◆ Task to complete
Each entry must be reproduced precisely as it stands.

Rows from a figure dataset:
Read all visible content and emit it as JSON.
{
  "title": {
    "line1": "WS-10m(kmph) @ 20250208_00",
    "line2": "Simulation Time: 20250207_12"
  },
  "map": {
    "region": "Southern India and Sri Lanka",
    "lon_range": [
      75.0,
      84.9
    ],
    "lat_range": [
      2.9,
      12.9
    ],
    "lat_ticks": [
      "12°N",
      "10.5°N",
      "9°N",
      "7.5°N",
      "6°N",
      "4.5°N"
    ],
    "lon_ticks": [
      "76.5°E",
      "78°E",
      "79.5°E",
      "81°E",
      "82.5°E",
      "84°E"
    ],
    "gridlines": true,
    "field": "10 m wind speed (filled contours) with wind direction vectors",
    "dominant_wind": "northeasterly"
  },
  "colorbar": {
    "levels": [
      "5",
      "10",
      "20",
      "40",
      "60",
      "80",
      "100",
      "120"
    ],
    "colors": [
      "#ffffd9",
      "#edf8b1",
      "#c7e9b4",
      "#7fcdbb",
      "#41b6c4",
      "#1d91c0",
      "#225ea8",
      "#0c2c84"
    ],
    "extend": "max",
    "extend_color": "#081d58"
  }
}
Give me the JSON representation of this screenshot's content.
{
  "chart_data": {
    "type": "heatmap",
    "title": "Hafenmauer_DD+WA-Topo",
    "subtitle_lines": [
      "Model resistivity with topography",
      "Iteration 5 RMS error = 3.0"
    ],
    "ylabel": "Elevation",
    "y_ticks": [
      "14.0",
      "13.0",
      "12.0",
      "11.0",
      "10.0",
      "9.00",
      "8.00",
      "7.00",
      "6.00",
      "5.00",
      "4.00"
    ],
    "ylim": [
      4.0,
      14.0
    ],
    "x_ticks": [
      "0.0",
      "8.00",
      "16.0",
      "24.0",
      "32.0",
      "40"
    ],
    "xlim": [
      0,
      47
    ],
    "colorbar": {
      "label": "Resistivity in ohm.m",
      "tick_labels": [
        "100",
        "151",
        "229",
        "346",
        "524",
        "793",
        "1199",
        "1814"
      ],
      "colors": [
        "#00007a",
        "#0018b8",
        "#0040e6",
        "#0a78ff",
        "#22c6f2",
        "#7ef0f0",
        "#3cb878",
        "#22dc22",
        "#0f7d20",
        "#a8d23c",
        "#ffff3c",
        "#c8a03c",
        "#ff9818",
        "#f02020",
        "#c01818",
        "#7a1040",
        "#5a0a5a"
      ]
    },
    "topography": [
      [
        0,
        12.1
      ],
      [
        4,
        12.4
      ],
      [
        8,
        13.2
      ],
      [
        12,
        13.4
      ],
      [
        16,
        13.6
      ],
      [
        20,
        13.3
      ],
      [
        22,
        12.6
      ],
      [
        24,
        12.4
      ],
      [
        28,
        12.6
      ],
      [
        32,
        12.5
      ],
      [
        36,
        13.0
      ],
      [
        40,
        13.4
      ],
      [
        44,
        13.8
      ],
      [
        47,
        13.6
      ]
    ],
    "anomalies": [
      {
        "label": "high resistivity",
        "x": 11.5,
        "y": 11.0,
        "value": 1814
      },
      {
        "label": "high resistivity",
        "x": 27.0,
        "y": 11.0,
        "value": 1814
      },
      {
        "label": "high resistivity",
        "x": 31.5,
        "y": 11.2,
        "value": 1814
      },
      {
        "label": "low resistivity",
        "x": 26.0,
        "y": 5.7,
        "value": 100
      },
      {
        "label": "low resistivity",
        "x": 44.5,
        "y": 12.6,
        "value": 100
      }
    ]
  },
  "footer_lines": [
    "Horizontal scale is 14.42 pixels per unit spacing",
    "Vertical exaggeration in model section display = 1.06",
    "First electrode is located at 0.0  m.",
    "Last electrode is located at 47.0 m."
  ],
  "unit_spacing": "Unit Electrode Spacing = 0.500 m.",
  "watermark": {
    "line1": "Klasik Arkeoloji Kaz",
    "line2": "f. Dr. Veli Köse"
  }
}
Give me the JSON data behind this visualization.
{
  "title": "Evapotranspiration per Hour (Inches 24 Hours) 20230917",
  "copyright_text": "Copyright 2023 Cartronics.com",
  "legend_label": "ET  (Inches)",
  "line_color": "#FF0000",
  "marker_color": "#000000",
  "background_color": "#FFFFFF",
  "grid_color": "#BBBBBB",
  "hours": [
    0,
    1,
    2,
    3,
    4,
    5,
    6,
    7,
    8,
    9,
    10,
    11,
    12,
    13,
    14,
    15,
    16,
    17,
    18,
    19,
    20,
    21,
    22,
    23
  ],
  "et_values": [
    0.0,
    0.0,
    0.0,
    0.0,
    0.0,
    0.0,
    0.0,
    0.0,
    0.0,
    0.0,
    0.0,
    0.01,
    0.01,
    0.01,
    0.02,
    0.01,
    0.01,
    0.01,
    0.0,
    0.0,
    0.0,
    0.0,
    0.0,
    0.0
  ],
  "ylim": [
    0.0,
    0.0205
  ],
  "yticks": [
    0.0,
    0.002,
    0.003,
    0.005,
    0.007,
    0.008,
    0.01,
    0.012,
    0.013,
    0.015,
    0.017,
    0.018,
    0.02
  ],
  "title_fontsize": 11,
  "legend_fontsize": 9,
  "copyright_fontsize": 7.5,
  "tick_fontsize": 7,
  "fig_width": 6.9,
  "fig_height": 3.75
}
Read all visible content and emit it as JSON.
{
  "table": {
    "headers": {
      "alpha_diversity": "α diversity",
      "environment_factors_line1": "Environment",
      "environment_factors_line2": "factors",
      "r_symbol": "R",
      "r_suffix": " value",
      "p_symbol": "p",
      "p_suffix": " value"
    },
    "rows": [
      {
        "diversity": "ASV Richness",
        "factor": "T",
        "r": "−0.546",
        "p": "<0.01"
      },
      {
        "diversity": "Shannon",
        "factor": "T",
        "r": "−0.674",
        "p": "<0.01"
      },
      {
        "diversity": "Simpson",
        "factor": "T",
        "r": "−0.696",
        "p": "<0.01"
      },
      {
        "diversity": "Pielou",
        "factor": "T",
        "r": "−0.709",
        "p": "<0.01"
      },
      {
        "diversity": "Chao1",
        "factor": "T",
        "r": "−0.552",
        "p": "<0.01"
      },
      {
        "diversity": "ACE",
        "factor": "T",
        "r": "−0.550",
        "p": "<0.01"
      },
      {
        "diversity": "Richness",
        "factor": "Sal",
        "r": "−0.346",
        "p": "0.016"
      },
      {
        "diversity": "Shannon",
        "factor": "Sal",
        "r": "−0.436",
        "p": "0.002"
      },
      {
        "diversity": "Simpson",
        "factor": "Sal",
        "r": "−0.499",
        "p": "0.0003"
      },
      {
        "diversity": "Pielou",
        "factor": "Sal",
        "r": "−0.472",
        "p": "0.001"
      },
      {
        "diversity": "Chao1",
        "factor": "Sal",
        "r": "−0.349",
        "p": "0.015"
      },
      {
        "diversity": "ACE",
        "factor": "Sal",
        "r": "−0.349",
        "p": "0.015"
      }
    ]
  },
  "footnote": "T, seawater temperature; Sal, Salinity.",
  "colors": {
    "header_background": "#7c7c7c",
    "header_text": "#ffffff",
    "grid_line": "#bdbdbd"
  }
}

◆ Expected answer
Read all visible content and emit it as JSON.
{
  "title": {
    "line1": "WS-10m(kmph) @ 20250208_00",
    "line2": "Simulation Time: 20250207_12"
  },
  "map": {
    "region": "Southern India and Sri Lanka",
    "lon_range": [
      75.0,
      84.9
    ],
    "lat_range": [
      2.9,
      12.9
    ],
    "lat_ticks": [
      "12°N",
      "10.5°N",
      "9°N",
      "7.5°N",
      "6°N",
      "4.5°N"
    ],
    "lon_ticks": [
      "76.5°E",
      "78°E",
      "79.5°E",
      "81°E",
      "82.5°E",
      "84°E"
    ],
    "gridlines": true,
    "field": "10 m wind speed (filled contours) with wind direction vectors",
    "dominant_wind": "northeasterly"
  },
  "colorbar": {
    "levels": [
      "5",
      "10",
      "20",
      "40",
      "60",
      "80",
      "100",
      "120"
    ],
    "colors": [
      "#ffffd9",
      "#edf8b1",
      "#c7e9b4",
      "#7fcdbb",
      "#41b6c4",
      "#1d91c0",
      "#225ea8",
      "#0c2c84"
    ],
    "extend": "max",
    "extend_color": "#081d58"
  }
}
Give me the JSON representation of this screenshot's content.
{
  "chart_data": {
    "type": "heatmap",
    "title": "Hafenmauer_DD+WA-Topo",
    "subtitle_lines": [
      "Model resistivity with topography",
      "Iteration 5 RMS error = 3.0"
    ],
    "ylabel": "Elevation",
    "y_ticks": [
      "14.0",
      "13.0",
      "12.0",
      "11.0",
      "10.0",
      "9.00",
      "8.00",
      "7.00",
      "6.00",
      "5.00",
      "4.00"
    ],
    "ylim": [
      4.0,
      14.0
    ],
    "x_ticks": [
      "0.0",
      "8.00",
      "16.0",
      "24.0",
      "32.0",
      "40"
    ],
    "xlim": [
      0,
      47
    ],
    "colorbar": {
      "label": "Resistivity in ohm.m",
      "tick_labels": [
        "100",
        "151",
        "229",
        "346",
        "524",
        "793",
        "1199",
        "1814"
      ],
      "colors": [
        "#00007a",
        "#0018b8",
        "#0040e6",
        "#0a78ff",
        "#22c6f2",
        "#7ef0f0",
        "#3cb878",
        "#22dc22",
        "#0f7d20",
        "#a8d23c",
        "#ffff3c",
        "#c8a03c",
        "#ff9818",
        "#f02020",
        "#c01818",
        "#7a1040",
        "#5a0a5a"
      ]
    },
    "topography": [
      [
        0,
        12.1
      ],
      [
        4,
        12.4
      ],
      [
        8,
        13.2
      ],
      [
        12,
        13.4
      ],
      [
        16,
        13.6
      ],
      [
        20,
        13.3
      ],
      [
        22,
        12.6
      ],
      [
        24,
        12.4
      ],
      [
        28,
        12.6
      ],
      [
        32,
        12.5
      ],
      [
        36,
        13.0
      ],
      [
        40,
        13.4
      ],
      [
        44,
        13.8
      ],
      [
        47,
        13.6
      ]
    ],
    "anomalies": [
      {
        "label": "high resistivity",
        "x": 11.5,
        "y": 11.0,
        "value": 1814
      },
      {
        "label": "high resistivity",
        "x": 27.0,
        "y": 11.0,
        "value": 1814
      },
      {
        "label": "high resistivity",
        "x": 31.5,
        "y": 11.2,
        "value": 1814
      },
      {
        "label": "low resistivity",
        "x": 26.0,
        "y": 5.7,
        "value": 100
      },
      {
        "label": "low resistivity",
        "x": 44.5,
        "y": 12.6,
        "value": 100
      }
    ]
  },
  "footer_lines": [
    "Horizontal scale is 14.42 pixels per unit spacing",
    "Vertical exaggeration in model section display = 1.06",
    "First electrode is located at 0.0  m.",
    "Last electrode is located at 47.0 m."
  ],
  "unit_spacing": "Unit Electrode Spacing = 0.500 m.",
  "watermark": {
    "line1": "Klasik Arkeoloji Kaz",
    "line2": "f. Dr. Veli Köse"
  }
}
Give me the JSON data behind this visualization.
{
  "title": "Evapotranspiration per Hour (Inches 24 Hours) 20230917",
  "copyright_text": "Copyright 2023 Cartronics.com",
  "legend_label": "ET  (Inches)",
  "line_color": "#FF0000",
  "marker_color": "#000000",
  "background_color": "#FFFFFF",
  "grid_color": "#BBBBBB",
  "hours": [
    0,
    1,
    2,
    3,
    4,
    5,
    6,
    7,
    8,
    9,
    10,
    11,
    12,
    13,
    14,
    15,
    16,
    17,
    18,
    19,
    20,
    21,
    22,
    23
  ],
  "et_values": [
    0.0,
    0.0,
    0.0,
    0.0,
    0.0,
    0.0,
    0.0,
    0.0,
    0.0,
    0.0,
    0.0,
    0.01,
    0.01,
    0.01,
    0.02,
    0.01,
    0.01,
    0.01,
    0.0,
    0.0,
    0.0,
    0.0,
    0.0,
    0.0
  ],
  "ylim": [
    0.0,
    0.0205
  ],
  "yticks": [
    0.0,
    0.002,
    0.003,
    0.005,
    0.007,
    0.008,
    0.01,
    0.012,
    0.013,
    0.015,
    0.017,
    0.018,
    0.02
  ],
  "title_fontsize": 11,
  "legend_fontsize": 9,
  "copyright_fontsize": 7.5,
  "tick_fontsize": 7,
  "fig_width": 6.9,
  "fig_height": 3.75
}
Read all visible content and emit it as JSON.
{
  "table": {
    "headers": {
      "alpha_diversity": "α diversity",
      "environment_factors_line1": "Environment",
      "environment_factors_line2": "factors",
      "r_symbol": "R",
      "r_suffix": " value",
      "p_symbol": "p",
      "p_suffix": " value"
    },
    "rows": [
      {
        "diversity": "ASV Richness",
        "factor": "T",
        "r": "−0.546",
        "p": "<0.01"
      },
      {
        "diversity": "Shannon",
        "factor": "T",
        "r": "−0.674",
        "p": "<0.01"
      },
      {
        "diversity": "Simpson",
        "factor": "T",
        "r": "−0.696",
        "p": "<0.01"
      },
      {
        "diversity": "Pielou",
        "factor": "T",
        "r": "−0.709",
        "p": "<0.01"
      },
      {
        "diversity": "Chao1",
        "factor": "T",
        "r": "−0.552",
        "p": "<0.01"
      },
      {
        "diversity": "ACE",
        "factor": "T",
        "r": "−0.550",
        "p": "<0.01"
      },
      {
        "diversity": "Richness",
        "factor": "Sal",
        "r": "−0.346",
        "p": "0.016"
      },
      {
        "diversity": "Shannon",
        "factor": "Sal",
        "r": "−0.436",
        "p": "0.002"
      },
      {
        "diversity": "Simpson",
        "factor": "Sal",
        "r": "−0.499",
        "p": "0.0003"
      },
      {
        "diversity": "Pielou",
        "factor": "Sal",
        "r": "−0.472",
        "p": "0.001"
      },
      {
        "diversity": "Chao1",
        "factor": "Sal",
        "r": "−0.349",
        "p": "0.015"
      },
      {
        "diversity": "ACE",
        "factor": "Sal",
        "r": "−0.349",
        "p": "0.015"
      }
    ]
  },
  "footnote": "T, seawater temperature; Sal, Salinity.",
  "colors": {
    "header_background": "#7c7c7c",
    "header_text": "#ffffff",
    "grid_line": "#bdbdbd"
  }
}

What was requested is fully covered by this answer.